◆ **WHAT TO DO**:
Say how many lines hold the string "text", and nothing more.

**** EXTRACTED DATA

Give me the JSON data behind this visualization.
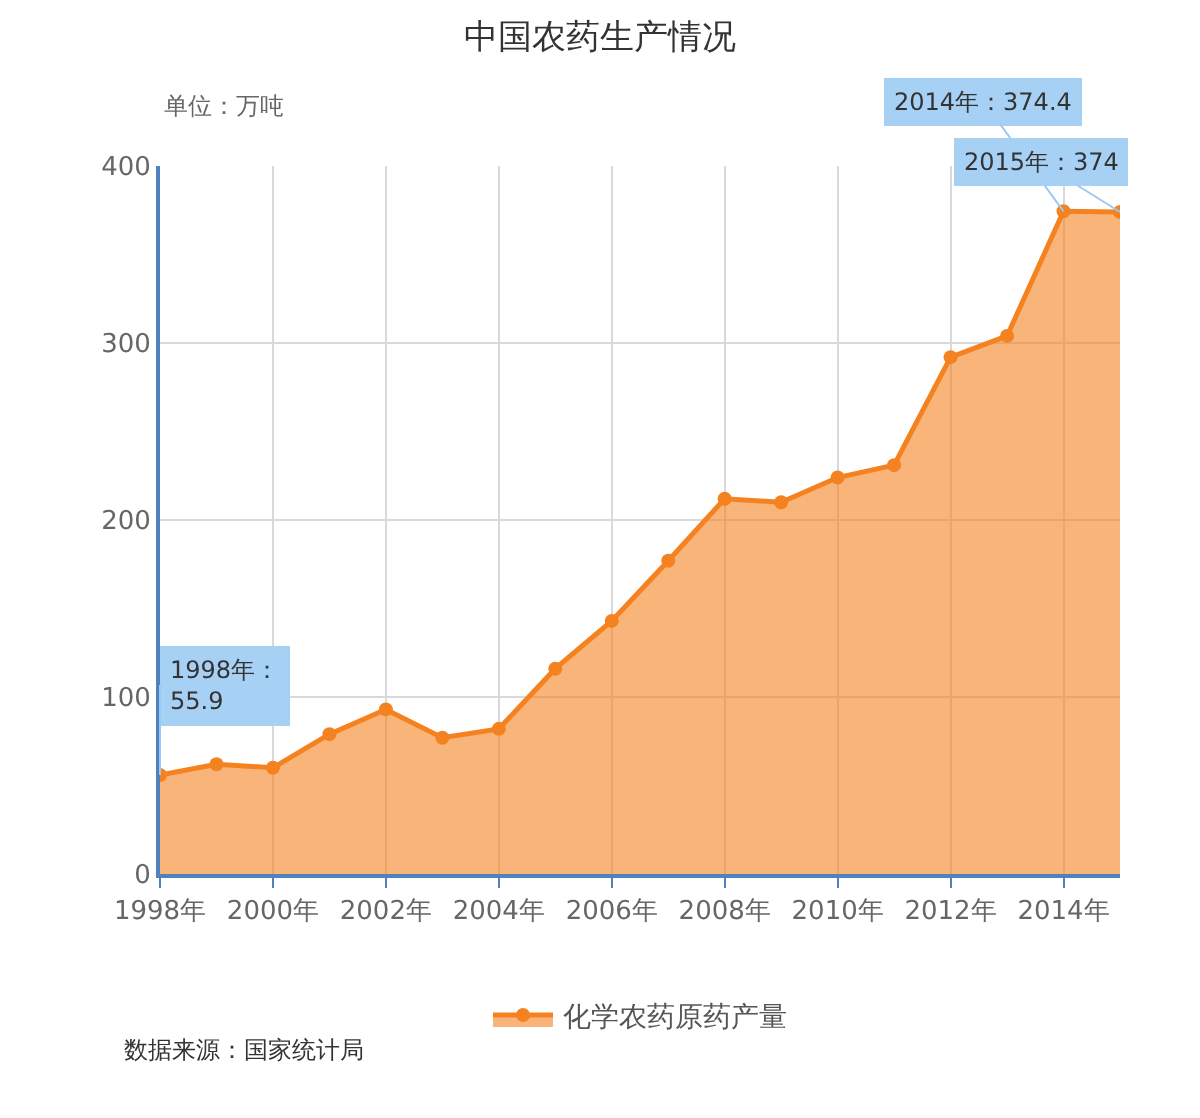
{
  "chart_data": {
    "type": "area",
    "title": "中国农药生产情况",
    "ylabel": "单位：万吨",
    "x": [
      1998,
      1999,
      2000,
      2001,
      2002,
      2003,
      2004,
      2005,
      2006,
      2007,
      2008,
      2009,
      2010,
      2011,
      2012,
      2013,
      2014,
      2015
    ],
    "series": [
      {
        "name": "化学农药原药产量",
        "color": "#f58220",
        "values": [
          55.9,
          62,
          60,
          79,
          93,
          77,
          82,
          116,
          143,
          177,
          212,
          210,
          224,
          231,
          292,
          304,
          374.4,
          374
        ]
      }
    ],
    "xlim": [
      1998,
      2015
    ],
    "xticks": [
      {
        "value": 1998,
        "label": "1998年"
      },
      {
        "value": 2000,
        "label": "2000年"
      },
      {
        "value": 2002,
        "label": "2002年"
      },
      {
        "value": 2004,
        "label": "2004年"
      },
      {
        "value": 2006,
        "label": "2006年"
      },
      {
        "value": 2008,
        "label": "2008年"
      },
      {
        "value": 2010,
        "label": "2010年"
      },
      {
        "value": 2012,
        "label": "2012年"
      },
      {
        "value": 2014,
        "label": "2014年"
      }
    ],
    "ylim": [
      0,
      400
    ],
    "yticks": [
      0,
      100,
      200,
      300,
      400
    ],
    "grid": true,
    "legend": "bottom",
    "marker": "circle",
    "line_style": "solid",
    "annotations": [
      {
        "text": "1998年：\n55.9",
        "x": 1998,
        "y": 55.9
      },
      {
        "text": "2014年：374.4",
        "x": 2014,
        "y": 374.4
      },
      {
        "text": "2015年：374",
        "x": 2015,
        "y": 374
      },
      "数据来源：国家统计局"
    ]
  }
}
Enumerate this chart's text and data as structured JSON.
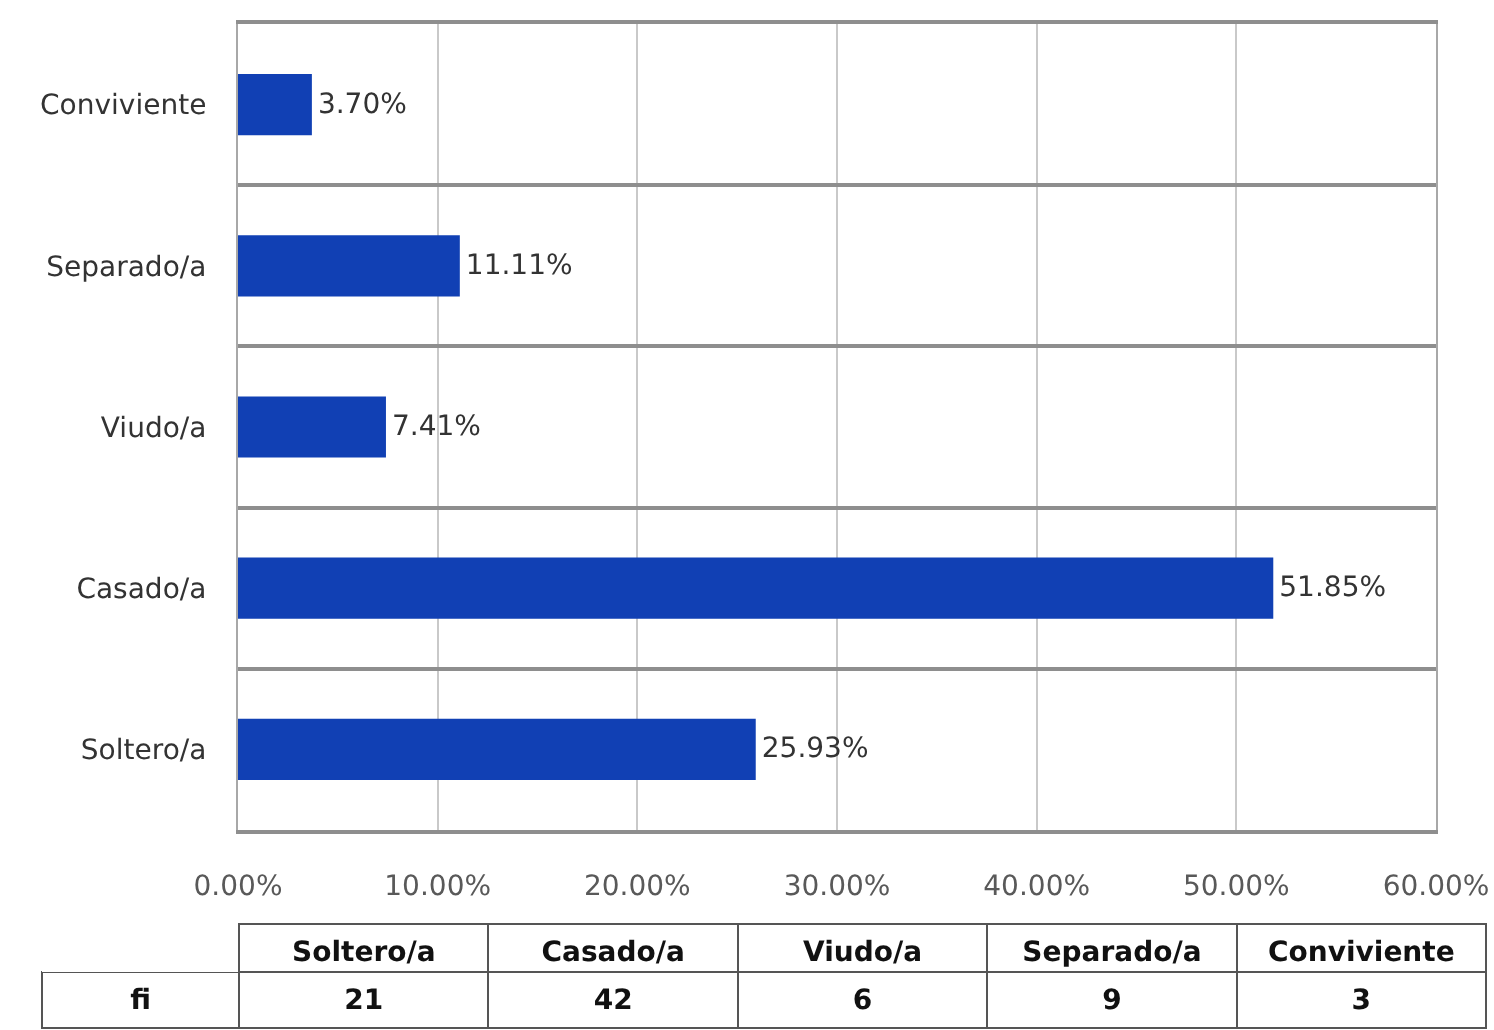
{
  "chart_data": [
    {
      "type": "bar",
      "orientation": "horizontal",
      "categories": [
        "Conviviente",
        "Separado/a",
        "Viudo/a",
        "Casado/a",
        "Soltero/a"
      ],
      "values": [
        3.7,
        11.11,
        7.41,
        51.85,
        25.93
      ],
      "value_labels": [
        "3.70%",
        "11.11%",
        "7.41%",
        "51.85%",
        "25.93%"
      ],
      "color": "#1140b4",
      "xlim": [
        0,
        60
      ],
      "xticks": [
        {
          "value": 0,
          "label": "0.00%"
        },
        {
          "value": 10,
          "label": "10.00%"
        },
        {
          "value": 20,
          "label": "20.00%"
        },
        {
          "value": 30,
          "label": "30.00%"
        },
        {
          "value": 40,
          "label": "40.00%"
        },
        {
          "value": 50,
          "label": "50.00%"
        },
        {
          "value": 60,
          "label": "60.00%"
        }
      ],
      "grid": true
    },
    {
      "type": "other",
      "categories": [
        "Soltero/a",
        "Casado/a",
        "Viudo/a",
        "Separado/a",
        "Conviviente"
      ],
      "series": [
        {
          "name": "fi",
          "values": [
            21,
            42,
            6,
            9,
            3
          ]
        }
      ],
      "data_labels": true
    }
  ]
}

********

◆ **RESULT OF THIS EXERCISE**:
4